Instruction — Reproduce every line in the listing that contains the word "history".
-.-.-
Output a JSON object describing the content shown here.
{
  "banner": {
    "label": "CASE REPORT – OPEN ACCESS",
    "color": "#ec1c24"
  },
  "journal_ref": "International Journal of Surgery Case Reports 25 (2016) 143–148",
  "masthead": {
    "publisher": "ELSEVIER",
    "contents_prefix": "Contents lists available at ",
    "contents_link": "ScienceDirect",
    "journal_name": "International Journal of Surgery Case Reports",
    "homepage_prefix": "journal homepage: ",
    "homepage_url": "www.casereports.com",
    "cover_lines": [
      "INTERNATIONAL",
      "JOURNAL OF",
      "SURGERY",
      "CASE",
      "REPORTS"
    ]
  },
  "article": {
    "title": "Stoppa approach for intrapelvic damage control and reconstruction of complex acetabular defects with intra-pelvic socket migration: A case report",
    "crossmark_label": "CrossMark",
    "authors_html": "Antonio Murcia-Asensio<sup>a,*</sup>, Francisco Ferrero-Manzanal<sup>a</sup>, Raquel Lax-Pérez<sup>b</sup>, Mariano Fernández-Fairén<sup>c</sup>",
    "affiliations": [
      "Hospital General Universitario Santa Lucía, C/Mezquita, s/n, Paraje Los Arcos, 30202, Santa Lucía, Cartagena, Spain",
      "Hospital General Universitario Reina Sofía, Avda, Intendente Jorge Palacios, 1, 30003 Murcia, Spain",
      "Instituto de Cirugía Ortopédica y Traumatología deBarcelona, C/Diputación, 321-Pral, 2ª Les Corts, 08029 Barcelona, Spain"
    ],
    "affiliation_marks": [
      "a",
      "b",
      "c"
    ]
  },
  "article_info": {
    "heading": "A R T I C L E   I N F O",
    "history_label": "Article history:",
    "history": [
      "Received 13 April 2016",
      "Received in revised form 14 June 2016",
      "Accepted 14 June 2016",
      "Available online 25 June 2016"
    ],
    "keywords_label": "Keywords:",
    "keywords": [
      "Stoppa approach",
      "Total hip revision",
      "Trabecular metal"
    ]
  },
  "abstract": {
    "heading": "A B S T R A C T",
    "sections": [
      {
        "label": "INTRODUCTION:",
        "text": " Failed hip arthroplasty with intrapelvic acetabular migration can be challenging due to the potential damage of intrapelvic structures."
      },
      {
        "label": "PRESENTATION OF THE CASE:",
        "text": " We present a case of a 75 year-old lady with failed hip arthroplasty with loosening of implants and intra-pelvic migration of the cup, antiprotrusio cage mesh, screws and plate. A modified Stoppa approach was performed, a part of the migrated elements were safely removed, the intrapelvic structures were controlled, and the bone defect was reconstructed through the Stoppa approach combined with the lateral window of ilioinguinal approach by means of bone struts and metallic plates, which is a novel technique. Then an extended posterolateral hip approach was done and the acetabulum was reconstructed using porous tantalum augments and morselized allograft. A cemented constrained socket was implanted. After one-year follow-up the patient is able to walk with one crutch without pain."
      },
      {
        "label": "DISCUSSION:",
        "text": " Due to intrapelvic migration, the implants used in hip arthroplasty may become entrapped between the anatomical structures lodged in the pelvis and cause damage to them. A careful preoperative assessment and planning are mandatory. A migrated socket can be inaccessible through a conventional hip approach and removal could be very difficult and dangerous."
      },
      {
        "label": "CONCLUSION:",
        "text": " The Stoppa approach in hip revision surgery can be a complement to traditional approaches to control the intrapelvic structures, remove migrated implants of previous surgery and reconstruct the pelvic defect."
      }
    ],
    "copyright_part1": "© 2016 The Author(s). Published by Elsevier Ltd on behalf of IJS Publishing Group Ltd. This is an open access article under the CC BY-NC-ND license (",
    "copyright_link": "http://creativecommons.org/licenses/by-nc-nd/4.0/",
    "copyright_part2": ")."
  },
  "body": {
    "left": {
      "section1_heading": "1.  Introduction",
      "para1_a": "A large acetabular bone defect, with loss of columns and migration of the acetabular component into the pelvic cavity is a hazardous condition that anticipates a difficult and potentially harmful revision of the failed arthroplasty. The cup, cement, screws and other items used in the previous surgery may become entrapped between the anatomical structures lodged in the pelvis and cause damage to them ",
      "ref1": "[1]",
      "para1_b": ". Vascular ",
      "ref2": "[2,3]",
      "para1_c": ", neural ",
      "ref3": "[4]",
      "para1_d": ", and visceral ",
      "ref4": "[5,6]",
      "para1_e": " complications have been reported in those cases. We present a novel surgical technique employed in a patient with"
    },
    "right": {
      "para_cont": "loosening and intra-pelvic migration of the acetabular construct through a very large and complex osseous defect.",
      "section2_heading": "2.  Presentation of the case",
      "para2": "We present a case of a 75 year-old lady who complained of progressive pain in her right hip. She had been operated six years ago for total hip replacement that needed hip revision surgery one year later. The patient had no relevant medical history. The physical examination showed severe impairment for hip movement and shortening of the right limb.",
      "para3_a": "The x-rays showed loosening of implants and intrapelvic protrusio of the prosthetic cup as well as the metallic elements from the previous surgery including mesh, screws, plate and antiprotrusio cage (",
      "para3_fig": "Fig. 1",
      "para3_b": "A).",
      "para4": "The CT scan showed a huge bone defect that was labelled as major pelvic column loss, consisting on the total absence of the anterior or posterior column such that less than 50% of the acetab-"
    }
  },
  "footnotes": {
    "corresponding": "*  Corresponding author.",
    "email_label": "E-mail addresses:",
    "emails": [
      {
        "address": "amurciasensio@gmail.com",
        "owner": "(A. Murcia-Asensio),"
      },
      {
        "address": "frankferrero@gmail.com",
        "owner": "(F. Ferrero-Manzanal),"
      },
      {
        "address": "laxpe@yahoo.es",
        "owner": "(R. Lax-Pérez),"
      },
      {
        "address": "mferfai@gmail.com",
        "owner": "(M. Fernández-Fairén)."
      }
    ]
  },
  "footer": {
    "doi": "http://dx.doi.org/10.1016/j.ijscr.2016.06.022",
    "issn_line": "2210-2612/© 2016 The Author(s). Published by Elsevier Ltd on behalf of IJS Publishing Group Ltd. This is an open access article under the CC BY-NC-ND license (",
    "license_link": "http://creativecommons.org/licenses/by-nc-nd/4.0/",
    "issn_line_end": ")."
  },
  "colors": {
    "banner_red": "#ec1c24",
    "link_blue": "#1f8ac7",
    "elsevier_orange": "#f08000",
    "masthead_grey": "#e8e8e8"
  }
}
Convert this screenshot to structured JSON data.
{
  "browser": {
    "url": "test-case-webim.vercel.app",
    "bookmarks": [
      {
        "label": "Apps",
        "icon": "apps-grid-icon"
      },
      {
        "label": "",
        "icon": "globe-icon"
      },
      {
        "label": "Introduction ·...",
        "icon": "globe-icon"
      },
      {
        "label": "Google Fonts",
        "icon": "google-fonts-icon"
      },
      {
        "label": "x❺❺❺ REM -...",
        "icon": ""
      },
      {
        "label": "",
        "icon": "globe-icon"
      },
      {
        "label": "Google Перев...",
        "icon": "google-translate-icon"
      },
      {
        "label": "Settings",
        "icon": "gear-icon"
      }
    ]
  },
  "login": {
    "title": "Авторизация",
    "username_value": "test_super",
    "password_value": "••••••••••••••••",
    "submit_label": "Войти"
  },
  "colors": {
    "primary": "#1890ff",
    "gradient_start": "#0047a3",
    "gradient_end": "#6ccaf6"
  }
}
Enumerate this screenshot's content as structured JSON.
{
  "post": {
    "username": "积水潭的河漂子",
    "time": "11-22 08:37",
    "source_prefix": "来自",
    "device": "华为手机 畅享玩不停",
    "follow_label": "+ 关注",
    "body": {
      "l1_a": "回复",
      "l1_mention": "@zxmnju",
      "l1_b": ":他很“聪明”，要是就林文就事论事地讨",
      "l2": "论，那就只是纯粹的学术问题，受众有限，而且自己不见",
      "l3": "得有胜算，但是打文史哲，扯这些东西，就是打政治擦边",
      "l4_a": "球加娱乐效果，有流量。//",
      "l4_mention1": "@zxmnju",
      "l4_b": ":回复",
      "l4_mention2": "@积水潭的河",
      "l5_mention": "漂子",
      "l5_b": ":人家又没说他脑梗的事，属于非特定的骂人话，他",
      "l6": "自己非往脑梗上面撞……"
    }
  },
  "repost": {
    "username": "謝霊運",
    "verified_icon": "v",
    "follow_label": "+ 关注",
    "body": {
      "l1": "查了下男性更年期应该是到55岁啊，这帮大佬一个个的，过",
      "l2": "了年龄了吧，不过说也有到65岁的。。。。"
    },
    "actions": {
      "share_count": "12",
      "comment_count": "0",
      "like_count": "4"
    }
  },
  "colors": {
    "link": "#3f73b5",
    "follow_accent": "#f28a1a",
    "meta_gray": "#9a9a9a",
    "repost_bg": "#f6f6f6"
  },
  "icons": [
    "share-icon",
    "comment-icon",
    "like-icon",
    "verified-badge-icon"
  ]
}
-.-.-
Finished exercise —
    "history_label": "Article history:",
    "history": [
      "para2": "We present a case of a 75 year-old lady who complained of progressive pain in her right hip. She had been operated six years ago for total hip replacement that needed hip revision surgery one year later. The patient had no relevant medical history. The physical examination showed severe impairment for hip movement and shortening of the right limb.",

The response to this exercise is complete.